(Stored data)
■ ■ ■ ■ ■

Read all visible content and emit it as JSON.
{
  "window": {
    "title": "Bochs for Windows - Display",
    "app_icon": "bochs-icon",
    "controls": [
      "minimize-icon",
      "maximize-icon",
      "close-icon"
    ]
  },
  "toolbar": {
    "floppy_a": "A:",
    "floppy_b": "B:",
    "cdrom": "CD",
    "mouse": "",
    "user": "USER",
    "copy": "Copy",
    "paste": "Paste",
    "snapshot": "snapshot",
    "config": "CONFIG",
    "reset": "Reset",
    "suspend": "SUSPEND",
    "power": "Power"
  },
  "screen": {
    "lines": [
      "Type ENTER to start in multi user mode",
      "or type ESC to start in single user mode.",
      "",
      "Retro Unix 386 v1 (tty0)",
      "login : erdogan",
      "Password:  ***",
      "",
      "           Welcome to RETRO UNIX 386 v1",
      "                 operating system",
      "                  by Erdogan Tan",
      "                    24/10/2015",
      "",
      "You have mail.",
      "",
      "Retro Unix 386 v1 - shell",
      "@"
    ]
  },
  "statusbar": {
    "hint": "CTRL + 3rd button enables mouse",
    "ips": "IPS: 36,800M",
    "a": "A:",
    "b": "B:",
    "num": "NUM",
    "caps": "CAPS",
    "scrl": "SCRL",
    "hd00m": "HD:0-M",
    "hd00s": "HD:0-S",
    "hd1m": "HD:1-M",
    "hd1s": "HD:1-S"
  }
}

■ ■ ■ ■ ■

Check each line of the records for the word "mouse" and extract those that contain it.

    "mouse": "",
    "hint": "CTRL + 3rd button enables mouse",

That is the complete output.